▶ _Selected extract_:
..............................
Tuesday, July 31, 2012

Apple iphone 4s review

The iPhone 4S, as part of the iconic iPhone line, is obviously doing very well for itself in the market. However, directly after its release there was a lot of discontentment demonstrated throughout the online community. While the negative reactions were initially more abundant that one might expect for an Apple product, things seem to be quieting down a bit now as people come to terms with the fact that there isn’t going to be any iPhone 5 this time around.

Physical Design of the iPhone 4S


One of the more common complaints about the iPhone 4S when it was originally released is that its form-factor differs in almost no way from the original iPhone 4. Apart from a tiny redesign of the external antenna (CDMA iPhone users will notice no difference here) there pretty much hasn’t been any change to its physical parameters.

The same 3.5 inch 960×640 retina display has been implemented, both the front and back are still made of Gorilla Glass and the weight has increased by somewhere around 3g (0.11oz). The good news is that the new antenna arrangement means that there shouldn’t be any problems with the so-named “death grip” that inspired a media frenzy last year when iPhone 4 customers found that they lost all connectivity when holding their phones in a certain way.

While it’s understandable that Apple would keep a similar design for an upgraded, rather than wholly new device, many people are still expressing concern. There were perceived flaws with the iPhone 4 that many fans wanted to see fixed. Flaws such as delicacy and lack of grip when placed on a surface.
The combination of weight and smoothness does give the 4S a definite feel of both quality and class when held in the hand. It’s small, slim and very no-nonsense in appearance. However, these physical qualities, coupled with its identical appearance to the iPhone 4, also add a few problems.
  • The iPhone 4S is more inclined to slide out of loose pockets when on a train or in a car. It might sound silly, but we actually found that during our time with it we almost left it behind no less than 3 or 4 times after sitting for an extended period.
..............................
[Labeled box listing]
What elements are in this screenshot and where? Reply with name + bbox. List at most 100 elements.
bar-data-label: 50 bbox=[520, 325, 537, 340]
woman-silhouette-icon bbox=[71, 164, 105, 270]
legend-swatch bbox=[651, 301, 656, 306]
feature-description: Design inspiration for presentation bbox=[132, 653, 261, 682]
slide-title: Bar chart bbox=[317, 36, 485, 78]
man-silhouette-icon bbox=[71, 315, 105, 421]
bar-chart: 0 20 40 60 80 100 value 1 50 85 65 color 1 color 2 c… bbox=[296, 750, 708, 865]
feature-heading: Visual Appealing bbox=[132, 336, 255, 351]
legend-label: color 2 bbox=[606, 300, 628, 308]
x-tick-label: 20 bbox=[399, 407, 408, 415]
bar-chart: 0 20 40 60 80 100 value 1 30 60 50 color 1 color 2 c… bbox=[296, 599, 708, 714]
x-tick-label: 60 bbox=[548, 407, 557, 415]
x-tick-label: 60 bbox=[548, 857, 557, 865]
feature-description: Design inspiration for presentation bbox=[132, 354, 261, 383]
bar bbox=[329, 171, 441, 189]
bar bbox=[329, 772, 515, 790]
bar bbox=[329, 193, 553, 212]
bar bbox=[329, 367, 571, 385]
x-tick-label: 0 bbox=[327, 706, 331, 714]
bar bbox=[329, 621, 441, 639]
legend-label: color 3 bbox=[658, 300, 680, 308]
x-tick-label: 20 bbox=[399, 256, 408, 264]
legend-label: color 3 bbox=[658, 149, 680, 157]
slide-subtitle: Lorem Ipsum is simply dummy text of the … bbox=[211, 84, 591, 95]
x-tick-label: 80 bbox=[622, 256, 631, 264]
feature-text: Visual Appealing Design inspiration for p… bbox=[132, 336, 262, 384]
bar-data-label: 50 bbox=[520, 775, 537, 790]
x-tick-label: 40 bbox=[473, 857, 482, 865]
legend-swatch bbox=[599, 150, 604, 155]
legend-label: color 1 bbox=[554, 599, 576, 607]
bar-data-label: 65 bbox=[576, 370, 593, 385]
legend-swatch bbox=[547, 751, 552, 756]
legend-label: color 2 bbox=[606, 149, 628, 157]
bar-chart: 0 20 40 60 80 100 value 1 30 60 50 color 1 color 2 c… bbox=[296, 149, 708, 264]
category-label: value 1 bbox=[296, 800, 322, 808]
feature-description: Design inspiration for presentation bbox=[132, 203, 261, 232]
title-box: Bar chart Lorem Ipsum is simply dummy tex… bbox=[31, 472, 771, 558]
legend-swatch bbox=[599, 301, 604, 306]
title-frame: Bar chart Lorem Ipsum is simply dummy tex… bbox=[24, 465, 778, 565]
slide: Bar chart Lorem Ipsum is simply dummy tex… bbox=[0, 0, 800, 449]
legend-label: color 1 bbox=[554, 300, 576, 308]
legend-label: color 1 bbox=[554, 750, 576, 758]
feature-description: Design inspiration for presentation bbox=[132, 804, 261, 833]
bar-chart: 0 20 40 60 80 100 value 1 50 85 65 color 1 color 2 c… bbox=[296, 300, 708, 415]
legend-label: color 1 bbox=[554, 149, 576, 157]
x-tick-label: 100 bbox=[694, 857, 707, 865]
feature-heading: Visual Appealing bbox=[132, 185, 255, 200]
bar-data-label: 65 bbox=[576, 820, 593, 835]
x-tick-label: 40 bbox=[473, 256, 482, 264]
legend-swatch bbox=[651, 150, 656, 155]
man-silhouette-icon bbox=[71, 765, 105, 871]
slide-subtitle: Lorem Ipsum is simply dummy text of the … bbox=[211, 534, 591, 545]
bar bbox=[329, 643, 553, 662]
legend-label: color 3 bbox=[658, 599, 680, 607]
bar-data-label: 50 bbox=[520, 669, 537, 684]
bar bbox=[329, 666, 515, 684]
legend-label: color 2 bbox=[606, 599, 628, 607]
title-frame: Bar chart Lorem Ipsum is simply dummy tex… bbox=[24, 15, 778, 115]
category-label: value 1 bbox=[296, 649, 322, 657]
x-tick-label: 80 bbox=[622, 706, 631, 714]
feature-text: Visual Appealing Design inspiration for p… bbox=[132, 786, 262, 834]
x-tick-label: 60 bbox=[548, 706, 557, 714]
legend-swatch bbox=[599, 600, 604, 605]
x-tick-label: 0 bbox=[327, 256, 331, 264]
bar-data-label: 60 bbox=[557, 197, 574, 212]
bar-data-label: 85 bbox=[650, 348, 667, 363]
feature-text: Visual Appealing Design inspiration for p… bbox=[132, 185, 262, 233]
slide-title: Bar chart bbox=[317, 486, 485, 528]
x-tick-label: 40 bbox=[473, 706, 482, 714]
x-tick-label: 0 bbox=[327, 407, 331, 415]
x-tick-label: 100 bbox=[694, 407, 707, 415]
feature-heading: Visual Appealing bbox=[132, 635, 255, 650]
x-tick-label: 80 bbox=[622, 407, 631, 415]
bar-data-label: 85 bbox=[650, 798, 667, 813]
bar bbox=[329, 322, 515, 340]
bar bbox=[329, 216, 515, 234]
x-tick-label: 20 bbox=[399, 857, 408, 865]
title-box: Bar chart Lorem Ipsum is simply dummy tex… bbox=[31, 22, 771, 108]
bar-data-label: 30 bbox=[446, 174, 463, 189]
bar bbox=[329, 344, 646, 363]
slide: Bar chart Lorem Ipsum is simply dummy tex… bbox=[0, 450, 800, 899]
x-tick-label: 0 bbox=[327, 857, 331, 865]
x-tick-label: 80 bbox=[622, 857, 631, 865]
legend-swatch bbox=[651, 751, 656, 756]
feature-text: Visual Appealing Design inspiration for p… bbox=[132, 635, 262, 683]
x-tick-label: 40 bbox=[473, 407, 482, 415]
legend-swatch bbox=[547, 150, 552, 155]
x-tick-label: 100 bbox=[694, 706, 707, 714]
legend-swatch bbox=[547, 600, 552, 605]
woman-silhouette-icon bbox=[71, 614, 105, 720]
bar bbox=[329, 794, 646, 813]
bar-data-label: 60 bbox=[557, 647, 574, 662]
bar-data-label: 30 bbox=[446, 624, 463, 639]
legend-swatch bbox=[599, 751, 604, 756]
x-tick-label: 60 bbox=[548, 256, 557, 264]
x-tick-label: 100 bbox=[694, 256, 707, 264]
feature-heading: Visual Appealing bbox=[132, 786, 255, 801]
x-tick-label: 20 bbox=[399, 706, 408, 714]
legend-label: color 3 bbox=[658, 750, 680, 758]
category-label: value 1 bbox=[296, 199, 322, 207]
..............................
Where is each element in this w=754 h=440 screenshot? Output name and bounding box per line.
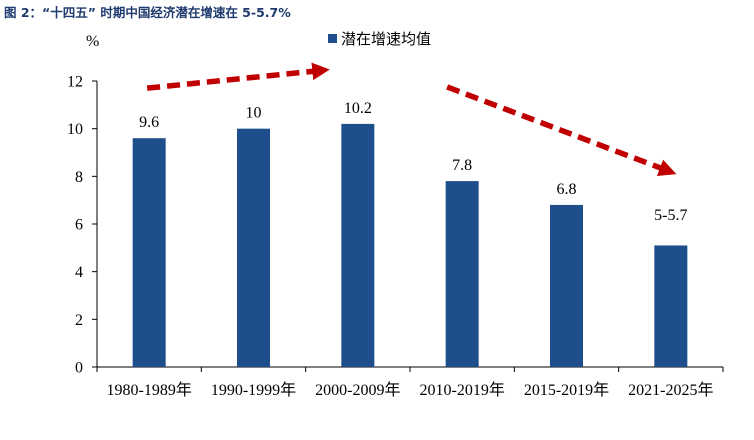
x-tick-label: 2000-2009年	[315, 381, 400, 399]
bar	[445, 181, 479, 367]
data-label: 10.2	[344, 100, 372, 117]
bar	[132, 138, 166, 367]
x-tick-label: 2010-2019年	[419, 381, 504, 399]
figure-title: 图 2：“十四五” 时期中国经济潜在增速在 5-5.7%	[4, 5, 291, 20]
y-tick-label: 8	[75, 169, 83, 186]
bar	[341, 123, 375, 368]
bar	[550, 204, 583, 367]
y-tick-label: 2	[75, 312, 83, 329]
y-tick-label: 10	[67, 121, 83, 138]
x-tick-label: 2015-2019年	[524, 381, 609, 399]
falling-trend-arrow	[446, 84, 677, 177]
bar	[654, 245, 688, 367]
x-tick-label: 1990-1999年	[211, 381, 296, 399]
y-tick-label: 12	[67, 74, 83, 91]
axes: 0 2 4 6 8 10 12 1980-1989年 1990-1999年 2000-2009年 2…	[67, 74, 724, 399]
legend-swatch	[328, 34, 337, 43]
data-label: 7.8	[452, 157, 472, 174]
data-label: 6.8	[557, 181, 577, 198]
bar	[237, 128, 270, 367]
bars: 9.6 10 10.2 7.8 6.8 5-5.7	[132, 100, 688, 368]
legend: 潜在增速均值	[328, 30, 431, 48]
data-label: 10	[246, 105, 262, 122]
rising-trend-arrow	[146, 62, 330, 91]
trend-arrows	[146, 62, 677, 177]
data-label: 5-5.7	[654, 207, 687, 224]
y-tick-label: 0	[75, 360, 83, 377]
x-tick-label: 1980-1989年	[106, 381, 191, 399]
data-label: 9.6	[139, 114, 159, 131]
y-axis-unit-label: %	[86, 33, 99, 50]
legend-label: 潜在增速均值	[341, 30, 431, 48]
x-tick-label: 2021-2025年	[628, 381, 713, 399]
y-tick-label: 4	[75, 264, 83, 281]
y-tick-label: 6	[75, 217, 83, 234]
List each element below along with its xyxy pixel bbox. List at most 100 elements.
..............................
▶ _Work to do_:
1 – Based on the iPhone 4S review, answer yes or no to each statement and quote the words that decide it: (a) the 4S keeps a 3.5 inch 960×640 retina display; (b) the 4S weighs less than the iPhone 4; (c) CDMA iPhone users will notice the antenna redesign.
2 – Copy out lines from the listing word for word. Begin at the line that has "What elements are" and stop after the line that has "legend-label: color 2 bbox=[606, 149, 628, 157]".
The iPhone 4S review and the listing are unrelated to each other.

▶ _The answers_:
1 –
(a) Yes: "The same 3.5 inch 960×640 retina display has been implemented"
(b) No: "the weight has increased by somewhere around 3g (0.11oz)"
(c) No: "CDMA iPhone users will notice no difference here"

2 –
What elements are in this screenshot and where? Reply with name + bbox. List at most 100 elements.
bar-data-label: 50 bbox=[520, 325, 537, 340]
woman-silhouette-icon bbox=[71, 164, 105, 270]
legend-swatch bbox=[651, 301, 656, 306]
feature-description: Design inspiration for presentation bbox=[132, 653, 261, 682]
slide-title: Bar chart bbox=[317, 36, 485, 78]
man-silhouette-icon bbox=[71, 315, 105, 421]
bar-chart: 0 20 40 60 80 100 value 1 50 85 65 color 1 color 2 c… bbox=[296, 750, 708, 865]
feature-heading: Visual Appealing bbox=[132, 336, 255, 351]
legend-label: color 2 bbox=[606, 300, 628, 308]
x-tick-label: 20 bbox=[399, 407, 408, 415]
bar-chart: 0 20 40 60 80 100 value 1 30 60 50 color 1 color 2 c… bbox=[296, 599, 708, 714]
x-tick-label: 60 bbox=[548, 407, 557, 415]
x-tick-label: 60 bbox=[548, 857, 557, 865]
feature-description: Design inspiration for presentation bbox=[132, 354, 261, 383]
bar bbox=[329, 171, 441, 189]
bar bbox=[329, 772, 515, 790]
bar bbox=[329, 193, 553, 212]
bar bbox=[329, 367, 571, 385]
x-tick-label: 0 bbox=[327, 706, 331, 714]
bar bbox=[329, 621, 441, 639]
legend-label: color 3 bbox=[658, 300, 680, 308]
x-tick-label: 20 bbox=[399, 256, 408, 264]
legend-label: color 3 bbox=[658, 149, 680, 157]
slide-subtitle: Lorem Ipsum is simply dummy text of the … bbox=[211, 84, 591, 95]
x-tick-label: 80 bbox=[622, 256, 631, 264]
feature-text: Visual Appealing Design inspiration for p… bbox=[132, 336, 262, 384]
bar-data-label: 50 bbox=[520, 775, 537, 790]
x-tick-label: 40 bbox=[473, 857, 482, 865]
legend-swatch bbox=[599, 150, 604, 155]
legend-label: color 1 bbox=[554, 599, 576, 607]
bar-data-label: 65 bbox=[576, 370, 593, 385]
legend-swatch bbox=[547, 751, 552, 756]
legend-label: color 2 bbox=[606, 149, 628, 157]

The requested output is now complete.